§ What this task involves
Gather every line that includes the word "ортопедический", please.
======== Material to process ========
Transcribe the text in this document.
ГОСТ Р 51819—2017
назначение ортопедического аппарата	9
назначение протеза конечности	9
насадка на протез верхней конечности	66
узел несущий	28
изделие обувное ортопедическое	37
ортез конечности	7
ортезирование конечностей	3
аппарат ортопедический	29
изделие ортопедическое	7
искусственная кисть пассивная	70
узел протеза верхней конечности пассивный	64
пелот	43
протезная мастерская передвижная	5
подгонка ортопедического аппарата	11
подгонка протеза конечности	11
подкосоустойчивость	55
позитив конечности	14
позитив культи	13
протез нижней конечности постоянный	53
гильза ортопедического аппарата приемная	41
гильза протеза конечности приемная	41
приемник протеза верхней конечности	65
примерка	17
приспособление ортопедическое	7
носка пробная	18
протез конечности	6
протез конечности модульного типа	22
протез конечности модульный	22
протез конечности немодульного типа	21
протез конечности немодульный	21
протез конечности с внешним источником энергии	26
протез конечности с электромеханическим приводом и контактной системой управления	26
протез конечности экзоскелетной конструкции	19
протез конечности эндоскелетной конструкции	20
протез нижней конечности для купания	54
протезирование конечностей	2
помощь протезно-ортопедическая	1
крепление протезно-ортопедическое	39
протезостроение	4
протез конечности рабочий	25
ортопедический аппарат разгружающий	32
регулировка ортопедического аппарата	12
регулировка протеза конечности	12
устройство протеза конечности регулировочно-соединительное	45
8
========
======== Material to process ========
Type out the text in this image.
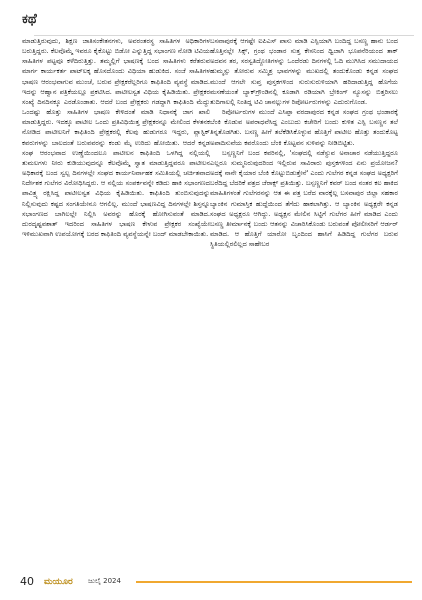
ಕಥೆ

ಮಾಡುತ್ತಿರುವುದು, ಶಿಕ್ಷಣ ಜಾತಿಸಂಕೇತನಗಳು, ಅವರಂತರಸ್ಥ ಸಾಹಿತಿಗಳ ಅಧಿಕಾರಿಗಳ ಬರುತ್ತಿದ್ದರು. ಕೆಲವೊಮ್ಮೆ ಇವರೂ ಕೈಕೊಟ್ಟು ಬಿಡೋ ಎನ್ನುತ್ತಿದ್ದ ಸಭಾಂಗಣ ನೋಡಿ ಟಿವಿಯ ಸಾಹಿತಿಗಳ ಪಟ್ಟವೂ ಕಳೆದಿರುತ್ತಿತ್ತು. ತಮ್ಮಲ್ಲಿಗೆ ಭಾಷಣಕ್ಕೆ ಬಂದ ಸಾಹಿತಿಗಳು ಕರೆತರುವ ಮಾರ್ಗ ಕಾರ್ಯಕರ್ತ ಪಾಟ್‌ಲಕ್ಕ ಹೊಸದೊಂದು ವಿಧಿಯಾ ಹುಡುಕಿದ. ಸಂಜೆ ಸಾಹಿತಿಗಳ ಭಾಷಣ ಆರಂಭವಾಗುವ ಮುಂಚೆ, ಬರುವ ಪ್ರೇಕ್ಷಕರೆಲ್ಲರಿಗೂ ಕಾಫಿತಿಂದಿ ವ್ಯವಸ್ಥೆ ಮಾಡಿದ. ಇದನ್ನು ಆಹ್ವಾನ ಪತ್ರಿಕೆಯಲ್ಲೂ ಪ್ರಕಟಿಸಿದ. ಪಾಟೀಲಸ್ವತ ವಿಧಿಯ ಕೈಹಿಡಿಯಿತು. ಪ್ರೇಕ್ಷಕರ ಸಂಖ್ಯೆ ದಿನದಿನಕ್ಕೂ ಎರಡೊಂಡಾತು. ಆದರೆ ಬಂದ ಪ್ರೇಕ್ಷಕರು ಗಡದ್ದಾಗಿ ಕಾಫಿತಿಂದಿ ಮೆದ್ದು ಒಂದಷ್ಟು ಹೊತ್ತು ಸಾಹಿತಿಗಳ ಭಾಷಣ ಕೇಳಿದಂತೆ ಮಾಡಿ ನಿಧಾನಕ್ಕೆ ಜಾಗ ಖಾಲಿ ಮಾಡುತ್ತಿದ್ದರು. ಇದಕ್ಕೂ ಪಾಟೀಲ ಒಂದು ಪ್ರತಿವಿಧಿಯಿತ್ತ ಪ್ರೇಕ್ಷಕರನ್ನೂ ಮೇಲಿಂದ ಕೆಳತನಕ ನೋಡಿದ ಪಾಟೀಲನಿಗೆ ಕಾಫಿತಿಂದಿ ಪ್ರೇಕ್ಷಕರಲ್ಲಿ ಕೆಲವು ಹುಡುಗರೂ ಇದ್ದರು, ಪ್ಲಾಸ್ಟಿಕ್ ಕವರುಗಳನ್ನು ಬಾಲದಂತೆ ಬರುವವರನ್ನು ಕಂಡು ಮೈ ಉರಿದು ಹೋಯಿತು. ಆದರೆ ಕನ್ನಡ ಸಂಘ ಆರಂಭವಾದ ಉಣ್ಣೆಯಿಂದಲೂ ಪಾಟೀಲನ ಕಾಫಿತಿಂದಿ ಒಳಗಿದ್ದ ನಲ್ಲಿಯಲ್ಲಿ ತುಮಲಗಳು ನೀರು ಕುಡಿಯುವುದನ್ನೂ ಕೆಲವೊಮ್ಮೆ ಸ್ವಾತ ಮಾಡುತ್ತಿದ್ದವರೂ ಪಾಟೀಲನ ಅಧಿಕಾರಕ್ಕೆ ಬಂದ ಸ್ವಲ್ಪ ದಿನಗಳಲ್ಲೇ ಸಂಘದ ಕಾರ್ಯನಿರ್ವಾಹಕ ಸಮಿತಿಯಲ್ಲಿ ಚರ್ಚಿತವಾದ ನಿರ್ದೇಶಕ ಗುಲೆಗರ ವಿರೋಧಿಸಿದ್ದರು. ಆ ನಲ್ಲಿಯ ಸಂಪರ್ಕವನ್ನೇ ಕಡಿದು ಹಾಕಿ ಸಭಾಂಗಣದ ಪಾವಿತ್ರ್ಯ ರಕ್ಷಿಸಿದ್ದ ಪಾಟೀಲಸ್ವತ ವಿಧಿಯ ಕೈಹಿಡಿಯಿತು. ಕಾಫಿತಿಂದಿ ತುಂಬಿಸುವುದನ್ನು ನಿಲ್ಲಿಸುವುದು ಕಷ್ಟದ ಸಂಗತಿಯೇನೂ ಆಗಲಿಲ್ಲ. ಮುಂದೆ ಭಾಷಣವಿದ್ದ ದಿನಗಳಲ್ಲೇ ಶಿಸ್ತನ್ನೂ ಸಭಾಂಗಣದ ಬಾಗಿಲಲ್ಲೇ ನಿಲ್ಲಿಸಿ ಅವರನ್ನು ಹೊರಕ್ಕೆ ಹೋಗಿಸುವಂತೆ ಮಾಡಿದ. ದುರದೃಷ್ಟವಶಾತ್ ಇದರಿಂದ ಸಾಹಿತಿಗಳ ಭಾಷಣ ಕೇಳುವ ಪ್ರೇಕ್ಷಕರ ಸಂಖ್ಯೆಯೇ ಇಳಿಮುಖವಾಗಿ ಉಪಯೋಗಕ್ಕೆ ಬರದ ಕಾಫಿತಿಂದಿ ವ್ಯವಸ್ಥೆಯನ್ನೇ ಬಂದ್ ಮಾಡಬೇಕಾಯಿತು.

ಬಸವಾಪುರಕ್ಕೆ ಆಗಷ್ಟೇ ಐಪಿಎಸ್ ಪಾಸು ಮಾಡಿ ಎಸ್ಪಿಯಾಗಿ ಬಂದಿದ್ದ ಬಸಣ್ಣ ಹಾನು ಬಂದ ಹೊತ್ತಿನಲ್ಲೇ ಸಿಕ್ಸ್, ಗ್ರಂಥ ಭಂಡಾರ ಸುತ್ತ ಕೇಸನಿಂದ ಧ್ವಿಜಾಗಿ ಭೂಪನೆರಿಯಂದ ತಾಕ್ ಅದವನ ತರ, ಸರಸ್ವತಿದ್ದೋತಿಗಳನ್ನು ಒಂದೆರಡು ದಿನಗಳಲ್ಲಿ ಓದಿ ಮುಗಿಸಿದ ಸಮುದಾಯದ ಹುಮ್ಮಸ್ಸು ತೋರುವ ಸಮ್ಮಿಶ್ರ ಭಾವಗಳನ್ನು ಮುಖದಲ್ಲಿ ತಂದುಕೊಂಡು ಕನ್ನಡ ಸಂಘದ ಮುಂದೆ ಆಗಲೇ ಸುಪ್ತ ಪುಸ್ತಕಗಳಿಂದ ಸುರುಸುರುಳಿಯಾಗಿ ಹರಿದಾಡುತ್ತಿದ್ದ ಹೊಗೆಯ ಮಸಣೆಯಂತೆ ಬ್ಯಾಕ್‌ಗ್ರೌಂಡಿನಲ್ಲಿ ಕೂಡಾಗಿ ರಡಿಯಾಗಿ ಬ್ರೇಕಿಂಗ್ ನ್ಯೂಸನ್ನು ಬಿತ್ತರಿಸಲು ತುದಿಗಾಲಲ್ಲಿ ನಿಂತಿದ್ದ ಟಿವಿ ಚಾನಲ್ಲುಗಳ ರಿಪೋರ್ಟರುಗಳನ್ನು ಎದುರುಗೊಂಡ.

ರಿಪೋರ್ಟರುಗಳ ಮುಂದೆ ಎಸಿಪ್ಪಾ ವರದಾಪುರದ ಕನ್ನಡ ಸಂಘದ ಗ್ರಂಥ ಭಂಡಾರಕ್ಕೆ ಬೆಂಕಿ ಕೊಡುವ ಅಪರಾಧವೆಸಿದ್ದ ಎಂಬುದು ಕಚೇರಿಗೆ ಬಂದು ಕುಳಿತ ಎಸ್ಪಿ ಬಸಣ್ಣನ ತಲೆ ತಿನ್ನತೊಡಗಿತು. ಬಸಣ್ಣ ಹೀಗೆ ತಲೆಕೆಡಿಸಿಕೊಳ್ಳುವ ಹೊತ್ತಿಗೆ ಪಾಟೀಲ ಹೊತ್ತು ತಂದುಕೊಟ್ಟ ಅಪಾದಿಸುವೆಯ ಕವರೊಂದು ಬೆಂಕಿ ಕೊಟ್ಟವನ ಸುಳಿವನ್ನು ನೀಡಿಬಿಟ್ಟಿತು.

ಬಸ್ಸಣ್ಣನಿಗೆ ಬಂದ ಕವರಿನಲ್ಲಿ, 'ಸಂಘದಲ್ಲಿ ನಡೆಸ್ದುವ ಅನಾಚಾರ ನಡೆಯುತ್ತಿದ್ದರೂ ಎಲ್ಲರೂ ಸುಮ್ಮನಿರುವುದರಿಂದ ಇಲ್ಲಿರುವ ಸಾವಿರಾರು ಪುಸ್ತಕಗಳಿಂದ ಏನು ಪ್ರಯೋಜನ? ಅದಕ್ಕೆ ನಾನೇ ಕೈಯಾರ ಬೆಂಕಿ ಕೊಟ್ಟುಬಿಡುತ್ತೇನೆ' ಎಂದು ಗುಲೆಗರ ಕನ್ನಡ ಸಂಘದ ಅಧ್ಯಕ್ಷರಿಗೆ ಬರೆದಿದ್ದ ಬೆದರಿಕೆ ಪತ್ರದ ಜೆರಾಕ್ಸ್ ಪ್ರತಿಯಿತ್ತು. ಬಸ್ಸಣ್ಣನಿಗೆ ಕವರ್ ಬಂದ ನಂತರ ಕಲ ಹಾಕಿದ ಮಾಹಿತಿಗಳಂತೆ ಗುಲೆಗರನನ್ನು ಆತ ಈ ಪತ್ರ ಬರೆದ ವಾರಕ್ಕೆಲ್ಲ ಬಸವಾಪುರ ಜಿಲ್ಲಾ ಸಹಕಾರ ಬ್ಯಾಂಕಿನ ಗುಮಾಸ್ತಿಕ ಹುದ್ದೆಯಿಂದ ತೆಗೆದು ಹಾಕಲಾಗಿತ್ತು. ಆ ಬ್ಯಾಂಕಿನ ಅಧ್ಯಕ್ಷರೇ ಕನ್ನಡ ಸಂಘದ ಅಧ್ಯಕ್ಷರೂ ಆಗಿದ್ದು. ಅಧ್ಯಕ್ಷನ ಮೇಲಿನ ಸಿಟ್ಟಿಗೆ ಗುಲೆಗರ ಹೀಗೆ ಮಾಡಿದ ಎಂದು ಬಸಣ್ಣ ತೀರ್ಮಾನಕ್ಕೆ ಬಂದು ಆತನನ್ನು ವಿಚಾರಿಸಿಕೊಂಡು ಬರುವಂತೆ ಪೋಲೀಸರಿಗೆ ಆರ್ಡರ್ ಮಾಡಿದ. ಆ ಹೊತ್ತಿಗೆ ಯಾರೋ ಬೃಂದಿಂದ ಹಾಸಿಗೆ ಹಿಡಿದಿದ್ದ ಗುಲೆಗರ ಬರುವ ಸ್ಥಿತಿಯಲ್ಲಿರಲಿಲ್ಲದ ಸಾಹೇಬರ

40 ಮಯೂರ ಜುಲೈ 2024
========
======== Material to process ========
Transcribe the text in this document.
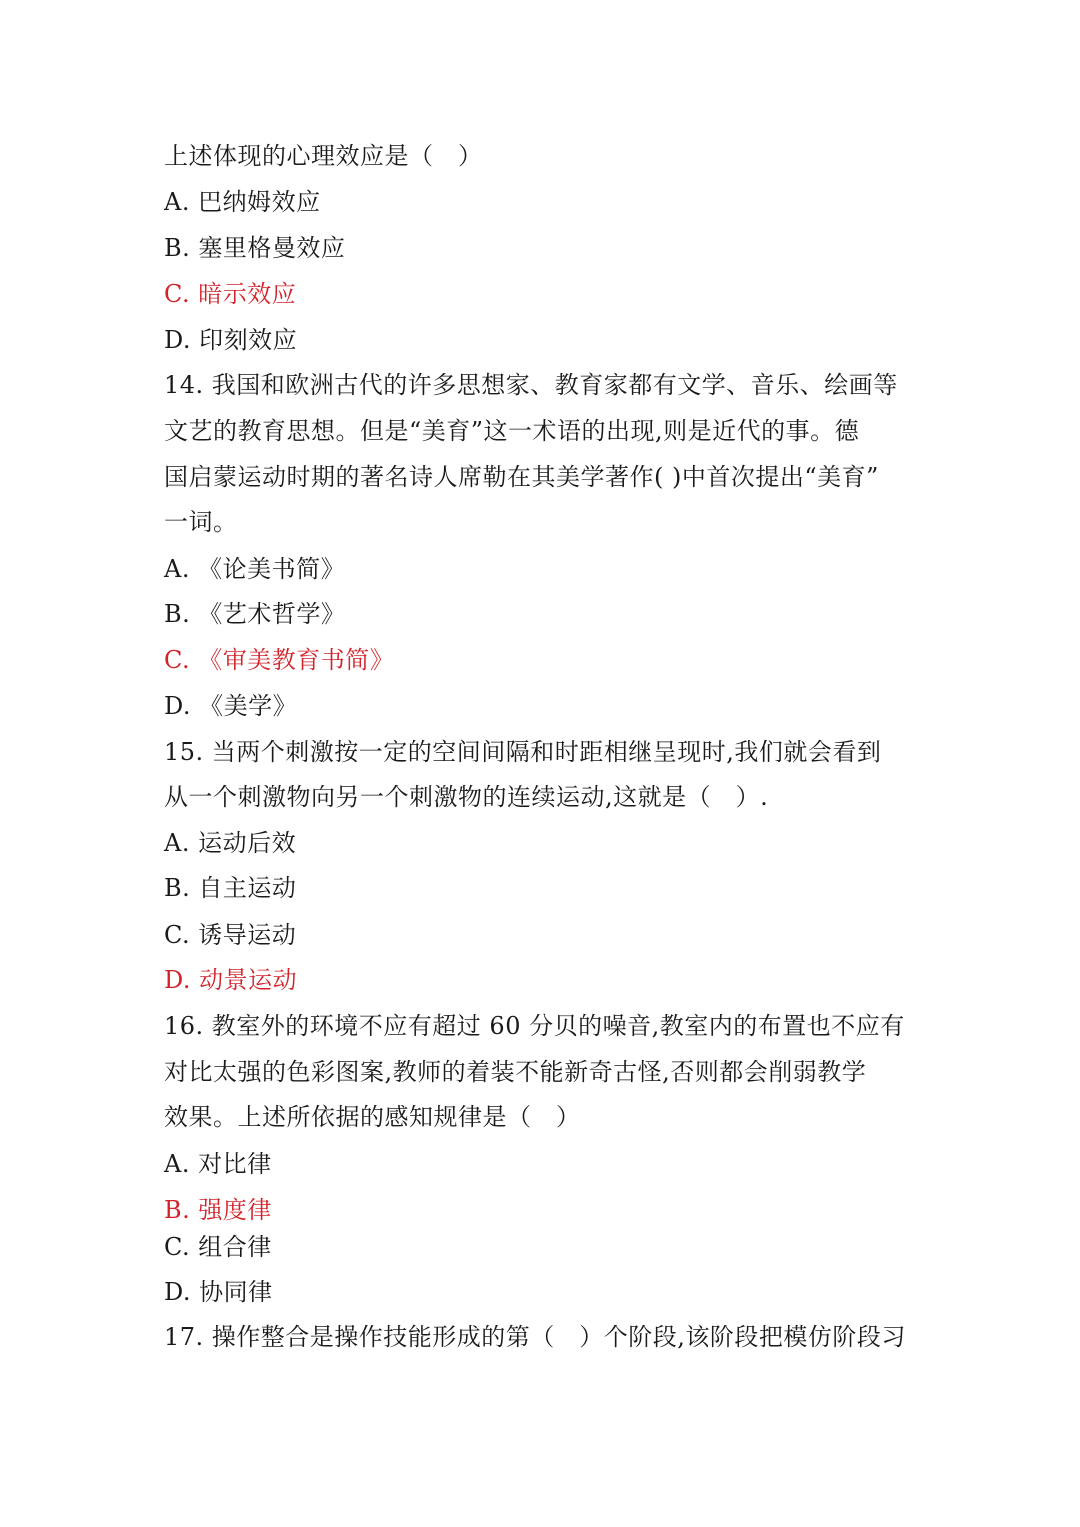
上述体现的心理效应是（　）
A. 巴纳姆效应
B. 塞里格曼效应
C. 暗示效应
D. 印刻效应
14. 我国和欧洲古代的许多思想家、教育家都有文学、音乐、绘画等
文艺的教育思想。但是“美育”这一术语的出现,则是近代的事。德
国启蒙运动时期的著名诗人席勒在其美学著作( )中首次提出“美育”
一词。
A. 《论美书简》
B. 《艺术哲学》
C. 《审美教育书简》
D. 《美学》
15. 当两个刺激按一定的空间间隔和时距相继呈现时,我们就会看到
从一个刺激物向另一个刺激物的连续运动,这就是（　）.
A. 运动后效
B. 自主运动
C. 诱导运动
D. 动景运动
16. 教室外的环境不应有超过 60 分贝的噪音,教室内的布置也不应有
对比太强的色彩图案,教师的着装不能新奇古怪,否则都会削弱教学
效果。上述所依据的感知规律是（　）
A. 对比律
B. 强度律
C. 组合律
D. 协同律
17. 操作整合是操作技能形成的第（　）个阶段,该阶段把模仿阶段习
========
§ Answer
аппарат ортопедический	29
ортопедический аппарат разгружающий	32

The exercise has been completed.